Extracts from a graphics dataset

__________

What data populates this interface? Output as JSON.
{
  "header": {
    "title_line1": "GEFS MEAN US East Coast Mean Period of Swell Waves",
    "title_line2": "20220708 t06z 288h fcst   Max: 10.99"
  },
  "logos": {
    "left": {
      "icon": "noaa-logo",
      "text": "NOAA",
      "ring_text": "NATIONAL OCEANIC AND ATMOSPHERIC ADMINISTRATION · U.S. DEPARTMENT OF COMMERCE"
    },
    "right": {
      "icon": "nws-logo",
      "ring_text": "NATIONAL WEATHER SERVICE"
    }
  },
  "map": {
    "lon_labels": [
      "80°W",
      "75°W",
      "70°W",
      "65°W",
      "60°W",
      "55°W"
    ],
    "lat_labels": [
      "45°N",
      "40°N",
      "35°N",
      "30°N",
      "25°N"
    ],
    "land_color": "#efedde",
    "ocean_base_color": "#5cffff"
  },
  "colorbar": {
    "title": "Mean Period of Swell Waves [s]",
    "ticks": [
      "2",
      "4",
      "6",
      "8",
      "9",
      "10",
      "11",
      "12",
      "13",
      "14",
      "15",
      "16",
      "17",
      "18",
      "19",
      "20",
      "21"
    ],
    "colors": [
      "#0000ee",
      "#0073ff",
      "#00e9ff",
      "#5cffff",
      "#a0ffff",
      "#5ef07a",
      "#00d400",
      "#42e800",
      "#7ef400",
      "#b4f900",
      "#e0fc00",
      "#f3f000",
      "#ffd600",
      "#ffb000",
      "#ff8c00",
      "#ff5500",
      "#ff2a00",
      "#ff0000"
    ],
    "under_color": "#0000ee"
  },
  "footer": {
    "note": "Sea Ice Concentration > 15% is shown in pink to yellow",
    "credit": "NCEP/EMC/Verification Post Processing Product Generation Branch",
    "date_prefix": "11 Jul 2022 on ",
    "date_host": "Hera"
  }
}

__________

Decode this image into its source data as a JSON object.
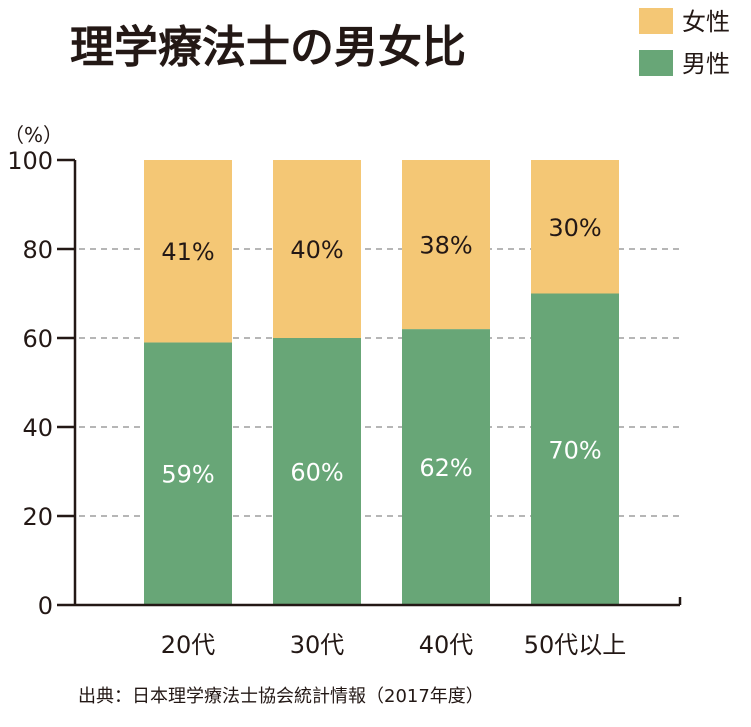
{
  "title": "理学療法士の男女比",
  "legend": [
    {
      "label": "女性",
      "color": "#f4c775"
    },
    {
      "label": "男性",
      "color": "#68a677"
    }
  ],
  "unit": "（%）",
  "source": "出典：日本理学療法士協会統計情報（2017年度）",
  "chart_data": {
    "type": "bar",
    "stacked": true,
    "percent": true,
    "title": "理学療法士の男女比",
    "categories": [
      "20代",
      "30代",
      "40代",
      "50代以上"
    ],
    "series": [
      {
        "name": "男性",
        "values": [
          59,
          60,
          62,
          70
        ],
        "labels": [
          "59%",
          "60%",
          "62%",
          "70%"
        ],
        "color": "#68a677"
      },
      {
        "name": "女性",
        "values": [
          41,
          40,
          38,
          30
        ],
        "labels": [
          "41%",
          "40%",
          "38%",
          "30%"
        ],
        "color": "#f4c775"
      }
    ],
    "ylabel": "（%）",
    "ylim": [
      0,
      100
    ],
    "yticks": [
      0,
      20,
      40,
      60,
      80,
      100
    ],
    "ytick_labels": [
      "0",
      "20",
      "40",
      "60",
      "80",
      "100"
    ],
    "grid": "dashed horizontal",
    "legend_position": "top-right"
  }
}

__________

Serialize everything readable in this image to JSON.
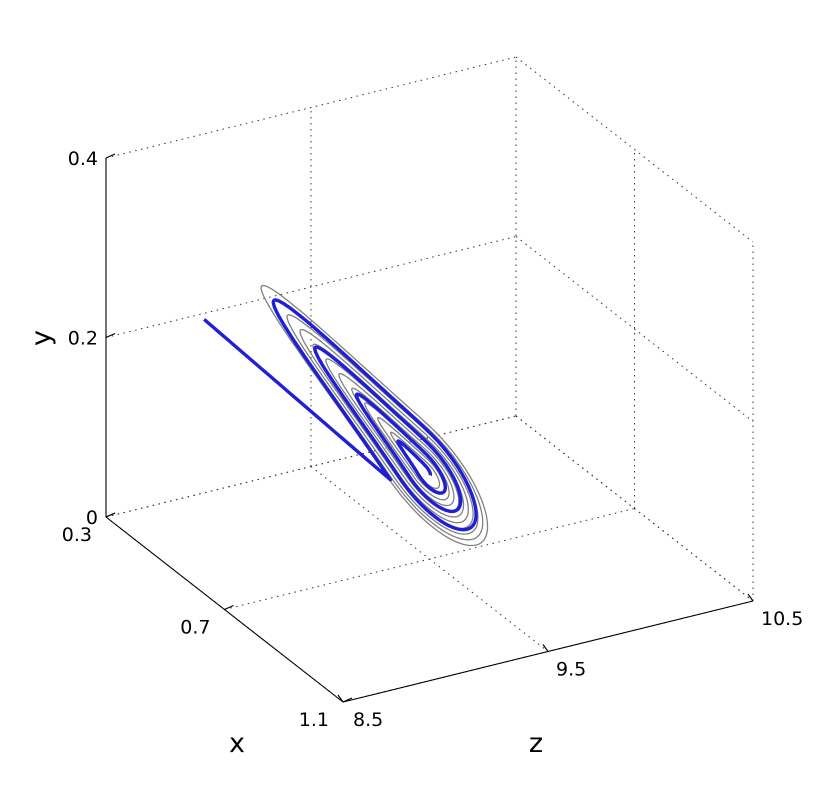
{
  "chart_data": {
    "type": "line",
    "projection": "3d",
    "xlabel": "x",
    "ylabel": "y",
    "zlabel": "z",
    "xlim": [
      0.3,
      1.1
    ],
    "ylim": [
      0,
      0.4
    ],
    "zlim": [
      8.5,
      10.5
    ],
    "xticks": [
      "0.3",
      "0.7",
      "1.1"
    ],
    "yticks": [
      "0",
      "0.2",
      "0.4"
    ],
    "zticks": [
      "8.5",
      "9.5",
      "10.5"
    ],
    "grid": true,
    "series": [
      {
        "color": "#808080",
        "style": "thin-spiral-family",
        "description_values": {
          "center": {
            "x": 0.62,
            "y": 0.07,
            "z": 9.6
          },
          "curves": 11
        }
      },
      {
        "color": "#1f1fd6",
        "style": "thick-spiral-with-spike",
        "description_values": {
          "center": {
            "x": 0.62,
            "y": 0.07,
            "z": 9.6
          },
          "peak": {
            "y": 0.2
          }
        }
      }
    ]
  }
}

__________

Look through the material above and work out how many of its lines contain "true". State the number only.

3